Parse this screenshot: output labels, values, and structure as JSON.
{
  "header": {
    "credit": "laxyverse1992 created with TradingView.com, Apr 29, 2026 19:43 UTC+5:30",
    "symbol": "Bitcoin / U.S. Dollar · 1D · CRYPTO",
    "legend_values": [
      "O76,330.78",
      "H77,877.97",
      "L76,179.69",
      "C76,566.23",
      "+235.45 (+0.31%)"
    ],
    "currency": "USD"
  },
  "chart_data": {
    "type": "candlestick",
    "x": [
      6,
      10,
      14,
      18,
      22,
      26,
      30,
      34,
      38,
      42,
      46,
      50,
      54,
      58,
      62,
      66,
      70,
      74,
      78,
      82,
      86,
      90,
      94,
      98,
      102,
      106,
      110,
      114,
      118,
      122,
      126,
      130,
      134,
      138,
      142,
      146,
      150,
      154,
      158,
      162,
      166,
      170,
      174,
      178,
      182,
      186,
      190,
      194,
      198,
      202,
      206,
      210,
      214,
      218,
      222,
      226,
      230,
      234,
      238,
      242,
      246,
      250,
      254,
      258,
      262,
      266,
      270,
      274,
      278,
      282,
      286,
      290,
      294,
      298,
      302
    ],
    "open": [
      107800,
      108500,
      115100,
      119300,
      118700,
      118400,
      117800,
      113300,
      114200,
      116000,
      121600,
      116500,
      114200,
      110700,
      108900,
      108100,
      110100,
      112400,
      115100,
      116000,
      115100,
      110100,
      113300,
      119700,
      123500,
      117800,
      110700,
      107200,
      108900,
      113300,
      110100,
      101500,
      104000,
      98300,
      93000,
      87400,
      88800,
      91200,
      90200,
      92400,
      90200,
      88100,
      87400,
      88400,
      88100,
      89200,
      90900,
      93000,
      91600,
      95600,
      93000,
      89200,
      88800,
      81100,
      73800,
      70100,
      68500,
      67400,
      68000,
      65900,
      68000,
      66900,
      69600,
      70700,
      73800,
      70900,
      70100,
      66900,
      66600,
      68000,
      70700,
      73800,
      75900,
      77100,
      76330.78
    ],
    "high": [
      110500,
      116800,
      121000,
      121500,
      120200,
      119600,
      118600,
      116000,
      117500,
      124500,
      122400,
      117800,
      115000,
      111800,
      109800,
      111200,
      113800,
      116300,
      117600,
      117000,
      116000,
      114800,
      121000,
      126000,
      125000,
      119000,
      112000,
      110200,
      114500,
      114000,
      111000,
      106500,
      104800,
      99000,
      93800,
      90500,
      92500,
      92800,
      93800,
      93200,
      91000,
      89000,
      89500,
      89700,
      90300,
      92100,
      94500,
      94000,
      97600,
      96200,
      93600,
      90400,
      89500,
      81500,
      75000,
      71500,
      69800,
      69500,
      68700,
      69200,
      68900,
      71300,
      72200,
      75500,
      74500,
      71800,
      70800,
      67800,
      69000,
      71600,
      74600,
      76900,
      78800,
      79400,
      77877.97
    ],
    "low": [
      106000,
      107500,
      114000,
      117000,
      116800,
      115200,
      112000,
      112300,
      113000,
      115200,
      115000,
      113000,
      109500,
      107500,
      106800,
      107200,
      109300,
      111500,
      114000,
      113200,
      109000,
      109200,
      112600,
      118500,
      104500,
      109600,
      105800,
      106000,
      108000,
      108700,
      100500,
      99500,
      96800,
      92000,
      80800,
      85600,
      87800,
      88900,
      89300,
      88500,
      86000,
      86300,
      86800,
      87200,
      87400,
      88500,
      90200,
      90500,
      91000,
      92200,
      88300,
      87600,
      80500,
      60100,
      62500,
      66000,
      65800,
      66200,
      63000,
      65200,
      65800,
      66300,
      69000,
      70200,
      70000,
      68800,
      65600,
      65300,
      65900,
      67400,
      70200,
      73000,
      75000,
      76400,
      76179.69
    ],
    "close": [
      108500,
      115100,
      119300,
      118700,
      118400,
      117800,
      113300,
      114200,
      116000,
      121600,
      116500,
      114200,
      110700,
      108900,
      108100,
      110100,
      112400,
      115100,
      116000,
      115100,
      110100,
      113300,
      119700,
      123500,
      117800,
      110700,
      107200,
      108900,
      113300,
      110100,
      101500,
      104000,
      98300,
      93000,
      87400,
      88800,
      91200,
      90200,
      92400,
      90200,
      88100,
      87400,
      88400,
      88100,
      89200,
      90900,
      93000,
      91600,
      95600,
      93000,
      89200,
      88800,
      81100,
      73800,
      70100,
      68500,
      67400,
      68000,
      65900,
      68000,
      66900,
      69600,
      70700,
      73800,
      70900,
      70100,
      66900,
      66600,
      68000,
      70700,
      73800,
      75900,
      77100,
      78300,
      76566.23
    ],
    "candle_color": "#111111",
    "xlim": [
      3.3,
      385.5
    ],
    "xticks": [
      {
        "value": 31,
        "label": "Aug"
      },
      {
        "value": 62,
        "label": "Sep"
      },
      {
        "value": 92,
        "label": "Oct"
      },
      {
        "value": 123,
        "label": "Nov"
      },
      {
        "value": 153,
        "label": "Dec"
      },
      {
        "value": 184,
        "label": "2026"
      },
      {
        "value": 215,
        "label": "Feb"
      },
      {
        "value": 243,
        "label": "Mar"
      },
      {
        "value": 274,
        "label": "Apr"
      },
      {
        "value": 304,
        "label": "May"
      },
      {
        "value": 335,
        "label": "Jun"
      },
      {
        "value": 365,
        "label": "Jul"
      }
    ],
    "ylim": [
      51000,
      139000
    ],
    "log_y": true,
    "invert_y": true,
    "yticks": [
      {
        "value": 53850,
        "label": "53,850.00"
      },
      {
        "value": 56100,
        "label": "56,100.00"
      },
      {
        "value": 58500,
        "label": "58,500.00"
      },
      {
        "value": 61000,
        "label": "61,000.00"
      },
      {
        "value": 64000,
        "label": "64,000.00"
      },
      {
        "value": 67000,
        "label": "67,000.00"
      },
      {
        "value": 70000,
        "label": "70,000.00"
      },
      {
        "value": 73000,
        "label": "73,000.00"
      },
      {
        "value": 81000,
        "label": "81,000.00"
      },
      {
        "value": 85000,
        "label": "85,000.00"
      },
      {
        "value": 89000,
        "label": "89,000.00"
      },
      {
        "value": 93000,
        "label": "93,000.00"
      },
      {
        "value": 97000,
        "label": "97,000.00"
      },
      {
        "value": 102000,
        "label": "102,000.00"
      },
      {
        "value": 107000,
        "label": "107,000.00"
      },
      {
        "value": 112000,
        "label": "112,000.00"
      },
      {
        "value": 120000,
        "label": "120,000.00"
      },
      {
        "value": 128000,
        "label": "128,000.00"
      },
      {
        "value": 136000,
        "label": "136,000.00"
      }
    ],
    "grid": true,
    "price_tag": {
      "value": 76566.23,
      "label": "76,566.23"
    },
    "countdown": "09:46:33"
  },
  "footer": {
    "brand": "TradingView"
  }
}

* * *

Your task is to gather every line with the word "TradingView" and copy it.

    "credit": "laxyverse1992 created with TradingView.com, Apr 29, 2026 19:43 UTC+5:30",
    "brand": "TradingView"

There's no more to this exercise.